- _Stated problem_
Copy out all the data, word for word.

- _Material to process_
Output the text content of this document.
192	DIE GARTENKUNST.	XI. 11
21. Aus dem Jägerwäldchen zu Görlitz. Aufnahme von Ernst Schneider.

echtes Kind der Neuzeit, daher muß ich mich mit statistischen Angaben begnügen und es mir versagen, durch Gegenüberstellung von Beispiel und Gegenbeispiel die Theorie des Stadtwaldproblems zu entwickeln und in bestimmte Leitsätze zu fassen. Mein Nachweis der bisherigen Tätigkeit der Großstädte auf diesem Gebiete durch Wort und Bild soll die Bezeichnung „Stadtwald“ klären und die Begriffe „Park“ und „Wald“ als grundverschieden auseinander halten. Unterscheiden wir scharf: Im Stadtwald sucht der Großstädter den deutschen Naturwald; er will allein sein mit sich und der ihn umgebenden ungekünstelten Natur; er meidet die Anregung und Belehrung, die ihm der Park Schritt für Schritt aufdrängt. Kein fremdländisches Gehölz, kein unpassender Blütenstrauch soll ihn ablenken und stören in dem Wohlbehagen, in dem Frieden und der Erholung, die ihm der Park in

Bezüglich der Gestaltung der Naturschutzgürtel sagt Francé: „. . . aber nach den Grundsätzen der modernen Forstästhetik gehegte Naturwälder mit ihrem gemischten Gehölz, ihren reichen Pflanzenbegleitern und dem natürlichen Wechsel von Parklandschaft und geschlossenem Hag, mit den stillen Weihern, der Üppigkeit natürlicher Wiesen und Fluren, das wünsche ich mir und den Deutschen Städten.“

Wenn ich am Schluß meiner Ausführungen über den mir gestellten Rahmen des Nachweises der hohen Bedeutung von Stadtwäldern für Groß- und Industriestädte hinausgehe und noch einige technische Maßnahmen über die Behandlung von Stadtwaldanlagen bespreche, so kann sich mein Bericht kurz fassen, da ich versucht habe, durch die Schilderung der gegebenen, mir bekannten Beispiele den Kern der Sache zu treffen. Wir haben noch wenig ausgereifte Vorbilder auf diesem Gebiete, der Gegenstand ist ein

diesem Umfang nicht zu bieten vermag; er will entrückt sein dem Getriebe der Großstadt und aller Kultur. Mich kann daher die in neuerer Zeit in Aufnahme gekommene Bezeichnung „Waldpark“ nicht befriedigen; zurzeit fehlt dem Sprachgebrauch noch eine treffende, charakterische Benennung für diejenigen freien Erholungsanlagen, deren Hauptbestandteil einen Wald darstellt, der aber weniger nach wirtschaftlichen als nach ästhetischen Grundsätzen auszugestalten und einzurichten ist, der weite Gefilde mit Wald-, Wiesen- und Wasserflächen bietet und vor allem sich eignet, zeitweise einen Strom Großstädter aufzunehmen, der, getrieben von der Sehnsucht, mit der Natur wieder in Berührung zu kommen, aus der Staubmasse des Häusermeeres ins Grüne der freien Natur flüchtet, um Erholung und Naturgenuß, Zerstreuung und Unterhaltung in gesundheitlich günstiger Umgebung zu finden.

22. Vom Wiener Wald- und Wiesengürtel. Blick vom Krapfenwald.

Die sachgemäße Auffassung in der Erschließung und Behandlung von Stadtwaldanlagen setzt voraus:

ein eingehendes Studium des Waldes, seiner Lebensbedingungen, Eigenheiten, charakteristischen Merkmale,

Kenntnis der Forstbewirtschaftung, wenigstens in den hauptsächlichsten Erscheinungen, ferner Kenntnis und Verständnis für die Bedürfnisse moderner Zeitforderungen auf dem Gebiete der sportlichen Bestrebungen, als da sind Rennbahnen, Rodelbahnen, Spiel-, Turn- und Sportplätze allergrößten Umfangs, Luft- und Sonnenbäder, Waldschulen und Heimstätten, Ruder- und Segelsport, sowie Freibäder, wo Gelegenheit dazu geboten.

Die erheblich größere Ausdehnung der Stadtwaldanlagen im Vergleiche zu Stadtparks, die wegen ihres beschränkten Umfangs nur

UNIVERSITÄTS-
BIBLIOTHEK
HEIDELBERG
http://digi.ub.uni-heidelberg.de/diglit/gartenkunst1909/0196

- _Solution for this problem_
Output the text content of this document.
192	DIE GARTENKUNST.	XI. 11
21. Aus dem Jägerwäldchen zu Görlitz. Aufnahme von Ernst Schneider.

echtes Kind der Neuzeit, daher muß ich mich mit statistischen Angaben begnügen und es mir versagen, durch Gegenüberstellung von Beispiel und Gegenbeispiel die Theorie des Stadtwaldproblems zu entwickeln und in bestimmte Leitsätze zu fassen. Mein Nachweis der bisherigen Tätigkeit der Großstädte auf diesem Gebiete durch Wort und Bild soll die Bezeichnung „Stadtwald“ klären und die Begriffe „Park“ und „Wald“ als grundverschieden auseinander halten. Unterscheiden wir scharf: Im Stadtwald sucht der Großstädter den deutschen Naturwald; er will allein sein mit sich und der ihn umgebenden ungekünstelten Natur; er meidet die Anregung und Belehrung, die ihm der Park Schritt für Schritt aufdrängt. Kein fremdländisches Gehölz, kein unpassender Blütenstrauch soll ihn ablenken und stören in dem Wohlbehagen, in dem Frieden und der Erholung, die ihm der Park in

Bezüglich der Gestaltung der Naturschutzgürtel sagt Francé: „. . . aber nach den Grundsätzen der modernen Forstästhetik gehegte Naturwälder mit ihrem gemischten Gehölz, ihren reichen Pflanzenbegleitern und dem natürlichen Wechsel von Parklandschaft und geschlossenem Hag, mit den stillen Weihern, der Üppigkeit natürlicher Wiesen und Fluren, das wünsche ich mir und den Deutschen Städten.“

Wenn ich am Schluß meiner Ausführungen über den mir gestellten Rahmen des Nachweises der hohen Bedeutung von Stadtwäldern für Groß- und Industriestädte hinausgehe und noch einige technische Maßnahmen über die Behandlung von Stadtwaldanlagen bespreche, so kann sich mein Bericht kurz fassen, da ich versucht habe, durch die Schilderung der gegebenen, mir bekannten Beispiele den Kern der Sache zu treffen. Wir haben noch wenig ausgereifte Vorbilder auf diesem Gebiete, der Gegenstand ist ein

diesem Umfang nicht zu bieten vermag; er will entrückt sein dem Getriebe der Großstadt und aller Kultur. Mich kann daher die in neuerer Zeit in Aufnahme gekommene Bezeichnung „Waldpark“ nicht befriedigen; zurzeit fehlt dem Sprachgebrauch noch eine treffende, charakterische Benennung für diejenigen freien Erholungsanlagen, deren Hauptbestandteil einen Wald darstellt, der aber weniger nach wirtschaftlichen als nach ästhetischen Grundsätzen auszugestalten und einzurichten ist, der weite Gefilde mit Wald-, Wiesen- und Wasserflächen bietet und vor allem sich eignet, zeitweise einen Strom Großstädter aufzunehmen, der, getrieben von der Sehnsucht, mit der Natur wieder in Berührung zu kommen, aus der Staubmasse des Häusermeeres ins Grüne der freien Natur flüchtet, um Erholung und Naturgenuß, Zerstreuung und Unterhaltung in gesundheitlich günstiger Umgebung zu finden.

22. Vom Wiener Wald- und Wiesengürtel. Blick vom Krapfenwald.

Die sachgemäße Auffassung in der Erschließung und Behandlung von Stadtwaldanlagen setzt voraus:

ein eingehendes Studium des Waldes, seiner Lebensbedingungen, Eigenheiten, charakteristischen Merkmale,

Kenntnis der Forstbewirtschaftung, wenigstens in den hauptsächlichsten Erscheinungen, ferner Kenntnis und Verständnis für die Bedürfnisse moderner Zeitforderungen auf dem Gebiete der sportlichen Bestrebungen, als da sind Rennbahnen, Rodelbahnen, Spiel-, Turn- und Sportplätze allergrößten Umfangs, Luft- und Sonnenbäder, Waldschulen und Heimstätten, Ruder- und Segelsport, sowie Freibäder, wo Gelegenheit dazu geboten.

Die erheblich größere Ausdehnung der Stadtwaldanlagen im Vergleiche zu Stadtparks, die wegen ihres beschränkten Umfangs nur

UNIVERSITÄTS-
BIBLIOTHEK
HEIDELBERG
http://digi.ub.uni-heidelberg.de/diglit/gartenkunst1909/0196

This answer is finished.